=== WHAT NEEDS TO BE DONE ===
In full and without alteration, give the listing again.

(Data items)
--- Begin ---

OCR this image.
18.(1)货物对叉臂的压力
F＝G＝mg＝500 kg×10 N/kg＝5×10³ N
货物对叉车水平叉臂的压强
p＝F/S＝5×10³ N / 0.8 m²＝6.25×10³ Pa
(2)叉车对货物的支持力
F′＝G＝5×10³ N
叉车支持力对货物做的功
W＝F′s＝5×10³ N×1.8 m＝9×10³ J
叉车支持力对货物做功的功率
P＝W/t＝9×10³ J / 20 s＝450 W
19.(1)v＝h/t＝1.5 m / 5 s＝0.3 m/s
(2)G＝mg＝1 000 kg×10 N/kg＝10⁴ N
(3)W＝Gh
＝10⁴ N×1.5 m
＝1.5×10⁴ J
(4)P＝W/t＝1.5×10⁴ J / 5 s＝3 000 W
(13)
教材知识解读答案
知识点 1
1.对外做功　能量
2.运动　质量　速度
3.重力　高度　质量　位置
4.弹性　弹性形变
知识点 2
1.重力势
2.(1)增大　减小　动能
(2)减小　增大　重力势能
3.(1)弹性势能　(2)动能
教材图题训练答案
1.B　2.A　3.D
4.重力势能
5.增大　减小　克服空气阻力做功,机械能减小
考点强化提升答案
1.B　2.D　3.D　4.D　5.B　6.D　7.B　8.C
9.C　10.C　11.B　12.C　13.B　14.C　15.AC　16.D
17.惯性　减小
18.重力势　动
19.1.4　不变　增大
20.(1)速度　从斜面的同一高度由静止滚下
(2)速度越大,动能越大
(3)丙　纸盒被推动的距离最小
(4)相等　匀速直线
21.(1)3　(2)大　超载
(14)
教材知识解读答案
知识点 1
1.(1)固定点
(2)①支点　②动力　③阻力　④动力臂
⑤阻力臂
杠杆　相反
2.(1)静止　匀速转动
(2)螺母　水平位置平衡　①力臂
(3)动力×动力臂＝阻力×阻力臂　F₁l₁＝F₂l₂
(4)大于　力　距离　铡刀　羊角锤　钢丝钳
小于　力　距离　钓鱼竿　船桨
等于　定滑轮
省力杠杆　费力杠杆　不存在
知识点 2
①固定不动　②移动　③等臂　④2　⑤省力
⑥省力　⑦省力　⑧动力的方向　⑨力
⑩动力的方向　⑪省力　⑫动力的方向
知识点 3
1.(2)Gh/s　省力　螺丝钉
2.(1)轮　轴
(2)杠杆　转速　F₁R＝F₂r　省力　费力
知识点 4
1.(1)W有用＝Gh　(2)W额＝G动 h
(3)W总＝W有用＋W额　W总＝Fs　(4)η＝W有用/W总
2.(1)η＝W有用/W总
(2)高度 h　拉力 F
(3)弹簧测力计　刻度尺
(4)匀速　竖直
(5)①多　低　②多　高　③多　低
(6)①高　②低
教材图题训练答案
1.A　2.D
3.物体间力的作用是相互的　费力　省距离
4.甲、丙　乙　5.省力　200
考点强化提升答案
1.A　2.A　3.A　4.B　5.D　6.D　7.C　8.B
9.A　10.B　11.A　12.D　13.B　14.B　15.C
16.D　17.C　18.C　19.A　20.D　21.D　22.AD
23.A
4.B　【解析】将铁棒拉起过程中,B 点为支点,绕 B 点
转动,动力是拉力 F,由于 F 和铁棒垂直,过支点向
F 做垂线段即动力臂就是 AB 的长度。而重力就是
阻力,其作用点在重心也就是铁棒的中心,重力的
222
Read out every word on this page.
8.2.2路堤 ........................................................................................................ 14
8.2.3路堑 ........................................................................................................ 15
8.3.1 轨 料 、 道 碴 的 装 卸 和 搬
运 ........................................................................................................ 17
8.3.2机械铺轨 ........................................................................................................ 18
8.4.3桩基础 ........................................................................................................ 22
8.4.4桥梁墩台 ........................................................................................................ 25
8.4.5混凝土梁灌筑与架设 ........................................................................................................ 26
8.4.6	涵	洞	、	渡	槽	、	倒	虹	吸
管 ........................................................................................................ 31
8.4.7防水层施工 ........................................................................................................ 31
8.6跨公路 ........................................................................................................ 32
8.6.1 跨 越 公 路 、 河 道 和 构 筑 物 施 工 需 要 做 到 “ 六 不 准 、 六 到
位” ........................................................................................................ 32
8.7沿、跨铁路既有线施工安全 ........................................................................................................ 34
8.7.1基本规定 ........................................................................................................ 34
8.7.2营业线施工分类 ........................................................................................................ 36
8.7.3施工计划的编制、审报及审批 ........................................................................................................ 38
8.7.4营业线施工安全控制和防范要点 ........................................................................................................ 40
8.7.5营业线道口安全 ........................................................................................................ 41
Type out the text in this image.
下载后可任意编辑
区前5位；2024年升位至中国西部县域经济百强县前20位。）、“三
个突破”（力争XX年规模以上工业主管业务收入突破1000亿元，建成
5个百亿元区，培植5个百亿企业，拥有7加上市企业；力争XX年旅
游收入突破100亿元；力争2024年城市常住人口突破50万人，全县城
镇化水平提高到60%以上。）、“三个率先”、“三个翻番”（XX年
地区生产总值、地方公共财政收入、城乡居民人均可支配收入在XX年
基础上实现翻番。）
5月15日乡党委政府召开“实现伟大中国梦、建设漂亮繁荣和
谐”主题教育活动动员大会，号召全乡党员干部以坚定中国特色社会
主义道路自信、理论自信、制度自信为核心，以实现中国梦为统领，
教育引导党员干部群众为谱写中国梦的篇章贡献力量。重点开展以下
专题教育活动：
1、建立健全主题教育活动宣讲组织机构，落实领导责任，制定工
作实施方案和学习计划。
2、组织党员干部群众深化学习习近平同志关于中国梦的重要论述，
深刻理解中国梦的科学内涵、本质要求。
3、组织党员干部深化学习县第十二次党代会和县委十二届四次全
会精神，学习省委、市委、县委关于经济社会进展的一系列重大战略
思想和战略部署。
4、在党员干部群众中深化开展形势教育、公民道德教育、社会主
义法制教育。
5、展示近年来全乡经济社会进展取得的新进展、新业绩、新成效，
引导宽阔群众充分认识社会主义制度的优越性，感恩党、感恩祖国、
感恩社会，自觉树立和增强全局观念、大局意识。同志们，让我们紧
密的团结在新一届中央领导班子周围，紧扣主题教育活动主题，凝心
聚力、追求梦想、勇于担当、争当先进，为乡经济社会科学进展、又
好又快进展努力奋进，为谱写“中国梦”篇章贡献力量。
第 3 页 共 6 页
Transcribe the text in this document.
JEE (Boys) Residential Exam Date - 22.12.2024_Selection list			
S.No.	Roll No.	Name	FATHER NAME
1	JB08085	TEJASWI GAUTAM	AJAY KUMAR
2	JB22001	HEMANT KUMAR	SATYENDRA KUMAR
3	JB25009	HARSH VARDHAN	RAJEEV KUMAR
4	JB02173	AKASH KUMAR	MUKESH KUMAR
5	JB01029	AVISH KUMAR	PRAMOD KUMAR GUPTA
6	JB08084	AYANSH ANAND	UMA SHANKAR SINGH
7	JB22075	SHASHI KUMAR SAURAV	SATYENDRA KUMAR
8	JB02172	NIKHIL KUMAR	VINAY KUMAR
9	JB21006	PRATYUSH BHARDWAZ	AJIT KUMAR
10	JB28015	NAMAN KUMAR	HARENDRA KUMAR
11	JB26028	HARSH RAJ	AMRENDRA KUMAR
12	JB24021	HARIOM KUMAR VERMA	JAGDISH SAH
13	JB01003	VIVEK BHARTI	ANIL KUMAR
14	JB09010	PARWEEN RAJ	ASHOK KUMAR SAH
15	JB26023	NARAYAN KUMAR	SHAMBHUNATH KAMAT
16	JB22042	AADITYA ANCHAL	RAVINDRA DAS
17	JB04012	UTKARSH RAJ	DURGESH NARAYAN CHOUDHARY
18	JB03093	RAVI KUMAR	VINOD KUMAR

--- End ---

=== OUTPUT OF THE TASK ===
OCR this image.
18.(1)货物对叉臂的压力
F＝G＝mg＝500 kg×10 N/kg＝5×10³ N
货物对叉车水平叉臂的压强
p＝F/S＝5×10³ N / 0.8 m²＝6.25×10³ Pa
(2)叉车对货物的支持力
F′＝G＝5×10³ N
叉车支持力对货物做的功
W＝F′s＝5×10³ N×1.8 m＝9×10³ J
叉车支持力对货物做功的功率
P＝W/t＝9×10³ J / 20 s＝450 W
19.(1)v＝h/t＝1.5 m / 5 s＝0.3 m/s
(2)G＝mg＝1 000 kg×10 N/kg＝10⁴ N
(3)W＝Gh
＝10⁴ N×1.5 m
＝1.5×10⁴ J
(4)P＝W/t＝1.5×10⁴ J / 5 s＝3 000 W
(13)
教材知识解读答案
知识点 1
1.对外做功　能量
2.运动　质量　速度
3.重力　高度　质量　位置
4.弹性　弹性形变
知识点 2
1.重力势
2.(1)增大　减小　动能
(2)减小　增大　重力势能
3.(1)弹性势能　(2)动能
教材图题训练答案
1.B　2.A　3.D
4.重力势能
5.增大　减小　克服空气阻力做功,机械能减小
考点强化提升答案
1.B　2.D　3.D　4.D　5.B　6.D　7.B　8.C
9.C　10.C　11.B　12.C　13.B　14.C　15.AC　16.D
17.惯性　减小
18.重力势　动
19.1.4　不变　增大
20.(1)速度　从斜面的同一高度由静止滚下
(2)速度越大,动能越大
(3)丙　纸盒被推动的距离最小
(4)相等　匀速直线
21.(1)3　(2)大　超载
(14)
教材知识解读答案
知识点 1
1.(1)固定点
(2)①支点　②动力　③阻力　④动力臂
⑤阻力臂
杠杆　相反
2.(1)静止　匀速转动
(2)螺母　水平位置平衡　①力臂
(3)动力×动力臂＝阻力×阻力臂　F₁l₁＝F₂l₂
(4)大于　力　距离　铡刀　羊角锤　钢丝钳
小于　力　距离　钓鱼竿　船桨
等于　定滑轮
省力杠杆　费力杠杆　不存在
知识点 2
①固定不动　②移动　③等臂　④2　⑤省力
⑥省力　⑦省力　⑧动力的方向　⑨力
⑩动力的方向　⑪省力　⑫动力的方向
知识点 3
1.(2)Gh/s　省力　螺丝钉
2.(1)轮　轴
(2)杠杆　转速　F₁R＝F₂r　省力　费力
知识点 4
1.(1)W有用＝Gh　(2)W额＝G动 h
(3)W总＝W有用＋W额　W总＝Fs　(4)η＝W有用/W总
2.(1)η＝W有用/W总
(2)高度 h　拉力 F
(3)弹簧测力计　刻度尺
(4)匀速　竖直
(5)①多　低　②多　高　③多　低
(6)①高　②低
教材图题训练答案
1.A　2.D
3.物体间力的作用是相互的　费力　省距离
4.甲、丙　乙　5.省力　200
考点强化提升答案
1.A　2.A　3.A　4.B　5.D　6.D　7.C　8.B
9.A　10.B　11.A　12.D　13.B　14.B　15.C
16.D　17.C　18.C　19.A　20.D　21.D　22.AD
23.A
4.B　【解析】将铁棒拉起过程中,B 点为支点,绕 B 点
转动,动力是拉力 F,由于 F 和铁棒垂直,过支点向
F 做垂线段即动力臂就是 AB 的长度。而重力就是
阻力,其作用点在重心也就是铁棒的中心,重力的
222
Read out every word on this page.
8.2.2路堤 ........................................................................................................ 14
8.2.3路堑 ........................................................................................................ 15
8.3.1 轨 料 、 道 碴 的 装 卸 和 搬
运 ........................................................................................................ 17
8.3.2机械铺轨 ........................................................................................................ 18
8.4.3桩基础 ........................................................................................................ 22
8.4.4桥梁墩台 ........................................................................................................ 25
8.4.5混凝土梁灌筑与架设 ........................................................................................................ 26
8.4.6	涵	洞	、	渡	槽	、	倒	虹	吸
管 ........................................................................................................ 31
8.4.7防水层施工 ........................................................................................................ 31
8.6跨公路 ........................................................................................................ 32
8.6.1 跨 越 公 路 、 河 道 和 构 筑 物 施 工 需 要 做 到 “ 六 不 准 、 六 到
位” ........................................................................................................ 32
8.7沿、跨铁路既有线施工安全 ........................................................................................................ 34
8.7.1基本规定 ........................................................................................................ 34
8.7.2营业线施工分类 ........................................................................................................ 36
8.7.3施工计划的编制、审报及审批 ........................................................................................................ 38
8.7.4营业线施工安全控制和防范要点 ........................................................................................................ 40
8.7.5营业线道口安全 ........................................................................................................ 41
Type out the text in this image.
下载后可任意编辑
区前5位；2024年升位至中国西部县域经济百强县前20位。）、“三
个突破”（力争XX年规模以上工业主管业务收入突破1000亿元，建成
5个百亿元区，培植5个百亿企业，拥有7加上市企业；力争XX年旅
游收入突破100亿元；力争2024年城市常住人口突破50万人，全县城
镇化水平提高到60%以上。）、“三个率先”、“三个翻番”（XX年
地区生产总值、地方公共财政收入、城乡居民人均可支配收入在XX年
基础上实现翻番。）
5月15日乡党委政府召开“实现伟大中国梦、建设漂亮繁荣和
谐”主题教育活动动员大会，号召全乡党员干部以坚定中国特色社会
主义道路自信、理论自信、制度自信为核心，以实现中国梦为统领，
教育引导党员干部群众为谱写中国梦的篇章贡献力量。重点开展以下
专题教育活动：
1、建立健全主题教育活动宣讲组织机构，落实领导责任，制定工
作实施方案和学习计划。
2、组织党员干部群众深化学习习近平同志关于中国梦的重要论述，
深刻理解中国梦的科学内涵、本质要求。
3、组织党员干部深化学习县第十二次党代会和县委十二届四次全
会精神，学习省委、市委、县委关于经济社会进展的一系列重大战略
思想和战略部署。
4、在党员干部群众中深化开展形势教育、公民道德教育、社会主
义法制教育。
5、展示近年来全乡经济社会进展取得的新进展、新业绩、新成效，
引导宽阔群众充分认识社会主义制度的优越性，感恩党、感恩祖国、
感恩社会，自觉树立和增强全局观念、大局意识。同志们，让我们紧
密的团结在新一届中央领导班子周围，紧扣主题教育活动主题，凝心
聚力、追求梦想、勇于担当、争当先进，为乡经济社会科学进展、又
好又快进展努力奋进，为谱写“中国梦”篇章贡献力量。
第 3 页 共 6 页
Transcribe the text in this document.
JEE (Boys) Residential Exam Date - 22.12.2024_Selection list			
S.No.	Roll No.	Name	FATHER NAME
1	JB08085	TEJASWI GAUTAM	AJAY KUMAR
2	JB22001	HEMANT KUMAR	SATYENDRA KUMAR
3	JB25009	HARSH VARDHAN	RAJEEV KUMAR
4	JB02173	AKASH KUMAR	MUKESH KUMAR
5	JB01029	AVISH KUMAR	PRAMOD KUMAR GUPTA
6	JB08084	AYANSH ANAND	UMA SHANKAR SINGH
7	JB22075	SHASHI KUMAR SAURAV	SATYENDRA KUMAR
8	JB02172	NIKHIL KUMAR	VINAY KUMAR
9	JB21006	PRATYUSH BHARDWAZ	AJIT KUMAR
10	JB28015	NAMAN KUMAR	HARENDRA KUMAR
11	JB26028	HARSH RAJ	AMRENDRA KUMAR
12	JB24021	HARIOM KUMAR VERMA	JAGDISH SAH
13	JB01003	VIVEK BHARTI	ANIL KUMAR
14	JB09010	PARWEEN RAJ	ASHOK KUMAR SAH
15	JB26023	NARAYAN KUMAR	SHAMBHUNATH KAMAT
16	JB22042	AADITYA ANCHAL	RAVINDRA DAS
17	JB04012	UTKARSH RAJ	DURGESH NARAYAN CHOUDHARY
18	JB03093	RAVI KUMAR	VINOD KUMAR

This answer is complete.